STATED TASK: Repeat the records below exactly, leaving out every picture.

GIVEN DATA:
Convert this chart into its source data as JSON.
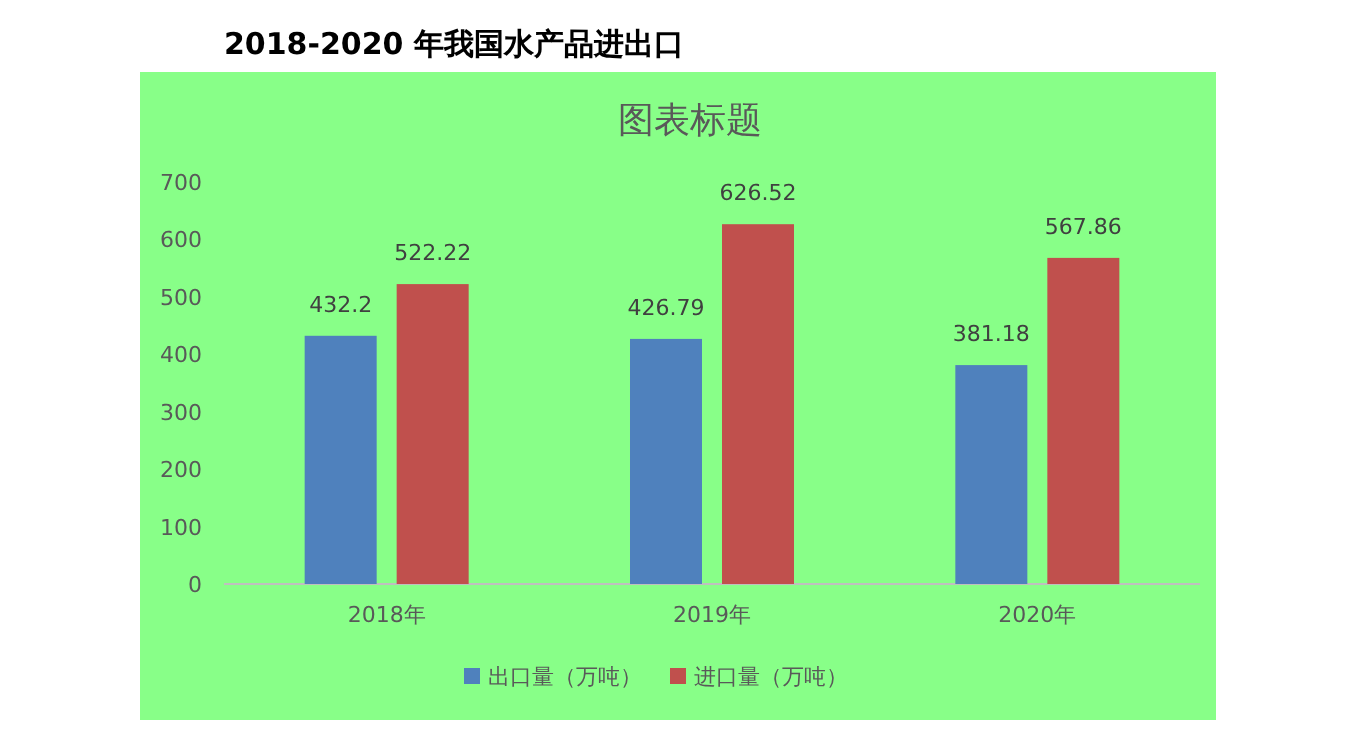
{
  "chart_data": {
    "type": "bar",
    "title": "2018-2020 年我国水产品进出口",
    "subtitle": "图表标题",
    "categories": [
      "2018年",
      "2019年",
      "2020年"
    ],
    "series": [
      {
        "name": "出口量（万吨）",
        "color": "#4f81bd",
        "values": [
          432.2,
          426.79,
          381.18
        ]
      },
      {
        "name": "进口量（万吨）",
        "color": "#c0504d",
        "values": [
          522.22,
          626.52,
          567.86
        ]
      }
    ],
    "ylim": [
      0,
      700
    ],
    "yticks": [
      0,
      100,
      200,
      300,
      400,
      500,
      600,
      700
    ],
    "grid": false,
    "legend": "bottom",
    "data_labels": true
  }
}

OUTPUT FOR THIS EXERCISE:
Convert this chart into its source data as JSON.
{
  "chart_data": {
    "type": "bar",
    "title": "2018-2020 年我国水产品进出口",
    "subtitle": "图表标题",
    "categories": [
      "2018年",
      "2019年",
      "2020年"
    ],
    "series": [
      {
        "name": "出口量（万吨）",
        "color": "#4f81bd",
        "values": [
          432.2,
          426.79,
          381.18
        ]
      },
      {
        "name": "进口量（万吨）",
        "color": "#c0504d",
        "values": [
          522.22,
          626.52,
          567.86
        ]
      }
    ],
    "ylim": [
      0,
      700
    ],
    "yticks": [
      0,
      100,
      200,
      300,
      400,
      500,
      600,
      700
    ],
    "grid": false,
    "legend": "bottom",
    "data_labels": true
  }
}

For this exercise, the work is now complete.